## Exercise task
Extract the data exactly, missing nothing.

## Records shown
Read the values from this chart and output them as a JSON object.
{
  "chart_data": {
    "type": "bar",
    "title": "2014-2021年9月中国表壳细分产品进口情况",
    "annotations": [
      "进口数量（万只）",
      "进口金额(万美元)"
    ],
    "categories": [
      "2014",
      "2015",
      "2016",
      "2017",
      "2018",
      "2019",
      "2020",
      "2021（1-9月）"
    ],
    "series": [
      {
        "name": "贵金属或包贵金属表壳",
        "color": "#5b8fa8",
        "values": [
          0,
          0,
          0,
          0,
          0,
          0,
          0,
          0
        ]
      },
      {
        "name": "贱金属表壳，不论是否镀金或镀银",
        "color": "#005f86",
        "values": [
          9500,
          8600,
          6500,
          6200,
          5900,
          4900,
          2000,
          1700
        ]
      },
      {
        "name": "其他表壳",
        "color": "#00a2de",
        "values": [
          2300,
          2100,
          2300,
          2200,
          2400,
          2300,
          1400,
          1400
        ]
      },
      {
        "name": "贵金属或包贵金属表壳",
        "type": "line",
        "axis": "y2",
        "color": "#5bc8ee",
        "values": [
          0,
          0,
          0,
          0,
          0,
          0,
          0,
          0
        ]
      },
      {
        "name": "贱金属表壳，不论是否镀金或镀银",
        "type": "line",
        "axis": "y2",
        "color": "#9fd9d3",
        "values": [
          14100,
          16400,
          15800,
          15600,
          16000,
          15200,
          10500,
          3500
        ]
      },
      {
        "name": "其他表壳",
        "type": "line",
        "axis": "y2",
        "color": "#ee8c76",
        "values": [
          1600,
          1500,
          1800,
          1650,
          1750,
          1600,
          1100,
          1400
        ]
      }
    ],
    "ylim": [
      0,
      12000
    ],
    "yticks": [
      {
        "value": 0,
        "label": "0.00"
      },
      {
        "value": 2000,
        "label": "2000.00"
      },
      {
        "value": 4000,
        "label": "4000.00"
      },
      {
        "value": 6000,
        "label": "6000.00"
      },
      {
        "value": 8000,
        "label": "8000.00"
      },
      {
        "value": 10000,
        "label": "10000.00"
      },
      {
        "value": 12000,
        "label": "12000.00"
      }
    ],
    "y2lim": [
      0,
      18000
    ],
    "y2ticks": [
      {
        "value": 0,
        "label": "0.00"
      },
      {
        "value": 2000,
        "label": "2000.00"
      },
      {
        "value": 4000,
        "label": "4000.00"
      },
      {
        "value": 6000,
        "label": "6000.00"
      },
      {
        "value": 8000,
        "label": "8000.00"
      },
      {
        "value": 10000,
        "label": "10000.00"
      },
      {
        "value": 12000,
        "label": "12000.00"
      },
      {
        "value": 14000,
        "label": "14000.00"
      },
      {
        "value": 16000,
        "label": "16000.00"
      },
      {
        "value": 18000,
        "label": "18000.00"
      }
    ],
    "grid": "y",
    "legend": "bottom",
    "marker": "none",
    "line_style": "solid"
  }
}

## Written answer
Read the values from this chart and output them as a JSON object.
{
  "chart_data": {
    "type": "bar",
    "title": "2014-2021年9月中国表壳细分产品进口情况",
    "annotations": [
      "进口数量（万只）",
      "进口金额(万美元)"
    ],
    "categories": [
      "2014",
      "2015",
      "2016",
      "2017",
      "2018",
      "2019",
      "2020",
      "2021（1-9月）"
    ],
    "series": [
      {
        "name": "贵金属或包贵金属表壳",
        "color": "#5b8fa8",
        "values": [
          0,
          0,
          0,
          0,
          0,
          0,
          0,
          0
        ]
      },
      {
        "name": "贱金属表壳，不论是否镀金或镀银",
        "color": "#005f86",
        "values": [
          9500,
          8600,
          6500,
          6200,
          5900,
          4900,
          2000,
          1700
        ]
      },
      {
        "name": "其他表壳",
        "color": "#00a2de",
        "values": [
          2300,
          2100,
          2300,
          2200,
          2400,
          2300,
          1400,
          1400
        ]
      },
      {
        "name": "贵金属或包贵金属表壳",
        "type": "line",
        "axis": "y2",
        "color": "#5bc8ee",
        "values": [
          0,
          0,
          0,
          0,
          0,
          0,
          0,
          0
        ]
      },
      {
        "name": "贱金属表壳，不论是否镀金或镀银",
        "type": "line",
        "axis": "y2",
        "color": "#9fd9d3",
        "values": [
          14100,
          16400,
          15800,
          15600,
          16000,
          15200,
          10500,
          3500
        ]
      },
      {
        "name": "其他表壳",
        "type": "line",
        "axis": "y2",
        "color": "#ee8c76",
        "values": [
          1600,
          1500,
          1800,
          1650,
          1750,
          1600,
          1100,
          1400
        ]
      }
    ],
    "ylim": [
      0,
      12000
    ],
    "yticks": [
      {
        "value": 0,
        "label": "0.00"
      },
      {
        "value": 2000,
        "label": "2000.00"
      },
      {
        "value": 4000,
        "label": "4000.00"
      },
      {
        "value": 6000,
        "label": "6000.00"
      },
      {
        "value": 8000,
        "label": "8000.00"
      },
      {
        "value": 10000,
        "label": "10000.00"
      },
      {
        "value": 12000,
        "label": "12000.00"
      }
    ],
    "y2lim": [
      0,
      18000
    ],
    "y2ticks": [
      {
        "value": 0,
        "label": "0.00"
      },
      {
        "value": 2000,
        "label": "2000.00"
      },
      {
        "value": 4000,
        "label": "4000.00"
      },
      {
        "value": 6000,
        "label": "6000.00"
      },
      {
        "value": 8000,
        "label": "8000.00"
      },
      {
        "value": 10000,
        "label": "10000.00"
      },
      {
        "value": 12000,
        "label": "12000.00"
      },
      {
        "value": 14000,
        "label": "14000.00"
      },
      {
        "value": 16000,
        "label": "16000.00"
      },
      {
        "value": 18000,
        "label": "18000.00"
      }
    ],
    "grid": "y",
    "legend": "bottom",
    "marker": "none",
    "line_style": "solid"
  }
}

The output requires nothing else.